### ROWS

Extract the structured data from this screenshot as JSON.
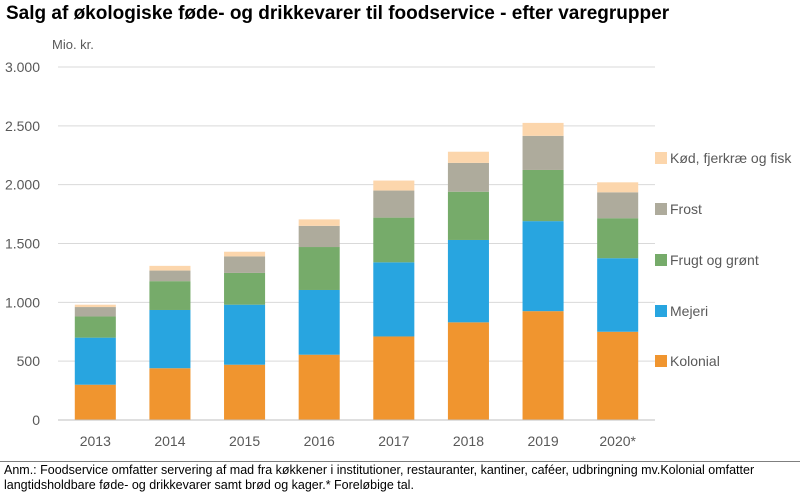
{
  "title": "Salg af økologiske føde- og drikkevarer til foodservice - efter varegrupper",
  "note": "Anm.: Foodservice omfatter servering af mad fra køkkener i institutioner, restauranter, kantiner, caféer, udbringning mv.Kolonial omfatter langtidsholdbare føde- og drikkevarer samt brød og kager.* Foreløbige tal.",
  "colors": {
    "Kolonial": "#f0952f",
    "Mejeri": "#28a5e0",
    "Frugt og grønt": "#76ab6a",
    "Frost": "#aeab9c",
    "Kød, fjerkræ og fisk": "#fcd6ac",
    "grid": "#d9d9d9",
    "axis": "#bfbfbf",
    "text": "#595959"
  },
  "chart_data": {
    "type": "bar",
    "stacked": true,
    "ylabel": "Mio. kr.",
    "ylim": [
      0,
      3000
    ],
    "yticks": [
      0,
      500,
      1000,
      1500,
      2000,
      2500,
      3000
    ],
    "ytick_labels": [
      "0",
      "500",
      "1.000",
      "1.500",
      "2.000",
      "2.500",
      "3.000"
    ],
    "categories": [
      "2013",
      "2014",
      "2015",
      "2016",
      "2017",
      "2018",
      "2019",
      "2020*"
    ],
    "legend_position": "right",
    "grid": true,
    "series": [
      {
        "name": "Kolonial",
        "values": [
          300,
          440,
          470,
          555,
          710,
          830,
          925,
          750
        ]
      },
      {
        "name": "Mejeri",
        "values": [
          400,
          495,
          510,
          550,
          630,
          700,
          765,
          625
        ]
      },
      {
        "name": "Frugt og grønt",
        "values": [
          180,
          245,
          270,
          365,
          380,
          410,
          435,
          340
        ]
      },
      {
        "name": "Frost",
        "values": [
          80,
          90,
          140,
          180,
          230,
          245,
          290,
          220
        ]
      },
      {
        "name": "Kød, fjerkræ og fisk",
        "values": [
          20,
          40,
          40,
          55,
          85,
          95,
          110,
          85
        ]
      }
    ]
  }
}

######
### ROWS

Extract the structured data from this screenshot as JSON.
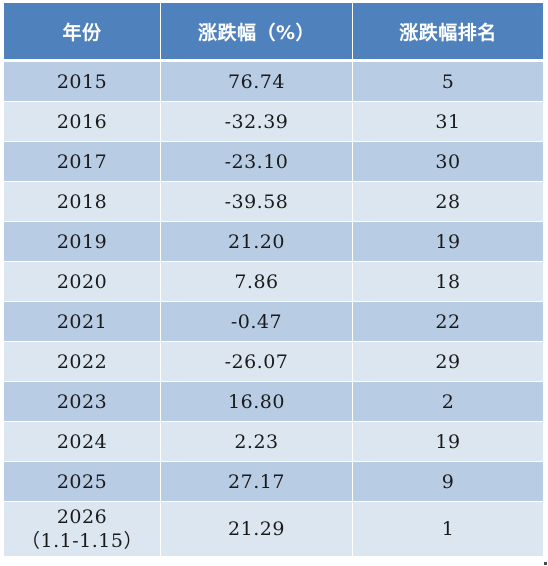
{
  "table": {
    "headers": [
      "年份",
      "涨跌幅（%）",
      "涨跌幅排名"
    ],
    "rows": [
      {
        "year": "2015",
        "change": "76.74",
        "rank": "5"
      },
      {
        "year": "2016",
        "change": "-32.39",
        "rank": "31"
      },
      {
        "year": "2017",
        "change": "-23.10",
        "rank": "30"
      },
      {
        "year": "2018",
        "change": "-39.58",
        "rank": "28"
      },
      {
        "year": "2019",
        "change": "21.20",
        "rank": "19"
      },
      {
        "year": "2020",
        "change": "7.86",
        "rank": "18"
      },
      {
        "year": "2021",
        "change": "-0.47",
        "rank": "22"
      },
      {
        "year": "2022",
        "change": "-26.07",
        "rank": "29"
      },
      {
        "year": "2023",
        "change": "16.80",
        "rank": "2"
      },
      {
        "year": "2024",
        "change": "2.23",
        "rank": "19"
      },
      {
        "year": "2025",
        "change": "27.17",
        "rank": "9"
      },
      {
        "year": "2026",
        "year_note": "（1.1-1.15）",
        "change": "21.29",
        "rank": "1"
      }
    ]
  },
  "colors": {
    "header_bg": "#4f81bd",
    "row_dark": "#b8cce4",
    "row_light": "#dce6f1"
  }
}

######
### ROWS

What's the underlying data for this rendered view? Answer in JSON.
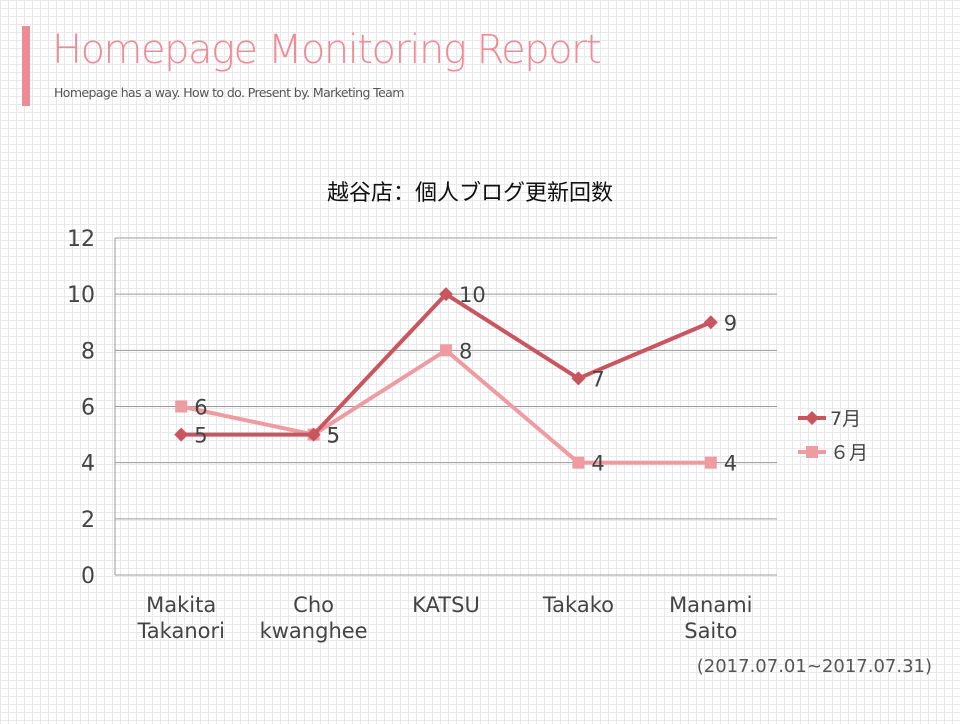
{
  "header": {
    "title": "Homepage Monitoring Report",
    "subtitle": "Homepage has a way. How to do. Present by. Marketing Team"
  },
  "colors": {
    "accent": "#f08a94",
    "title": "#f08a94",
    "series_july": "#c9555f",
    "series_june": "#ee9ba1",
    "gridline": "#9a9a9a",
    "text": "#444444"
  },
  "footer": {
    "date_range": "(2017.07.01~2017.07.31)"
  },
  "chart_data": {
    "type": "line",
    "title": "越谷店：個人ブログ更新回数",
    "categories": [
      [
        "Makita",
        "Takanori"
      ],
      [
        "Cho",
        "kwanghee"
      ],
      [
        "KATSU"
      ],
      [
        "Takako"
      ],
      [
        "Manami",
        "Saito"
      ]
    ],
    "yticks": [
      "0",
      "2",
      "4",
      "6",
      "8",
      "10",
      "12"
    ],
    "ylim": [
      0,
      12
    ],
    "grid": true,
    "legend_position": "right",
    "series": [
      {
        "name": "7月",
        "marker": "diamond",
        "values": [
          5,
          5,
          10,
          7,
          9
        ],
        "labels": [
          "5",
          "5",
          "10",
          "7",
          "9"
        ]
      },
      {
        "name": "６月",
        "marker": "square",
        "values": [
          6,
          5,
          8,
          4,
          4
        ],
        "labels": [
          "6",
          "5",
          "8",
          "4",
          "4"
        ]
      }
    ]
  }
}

######

**WHAT THE EXERCISE ASKS:** Which lines hold the word "Kolonial"? Copy every one of them.

**RESPONSE:**
  "note": "Anm.: Foodservice omfatter servering af mad fra køkkener i institutioner, restauranter, kantiner, caféer, udbringning mv.Kolonial omfatter langtidsholdbare føde- og drikkevarer samt brød og kager.* Foreløbige tal.",
    "Kolonial": "#f0952f",
        "name": "Kolonial",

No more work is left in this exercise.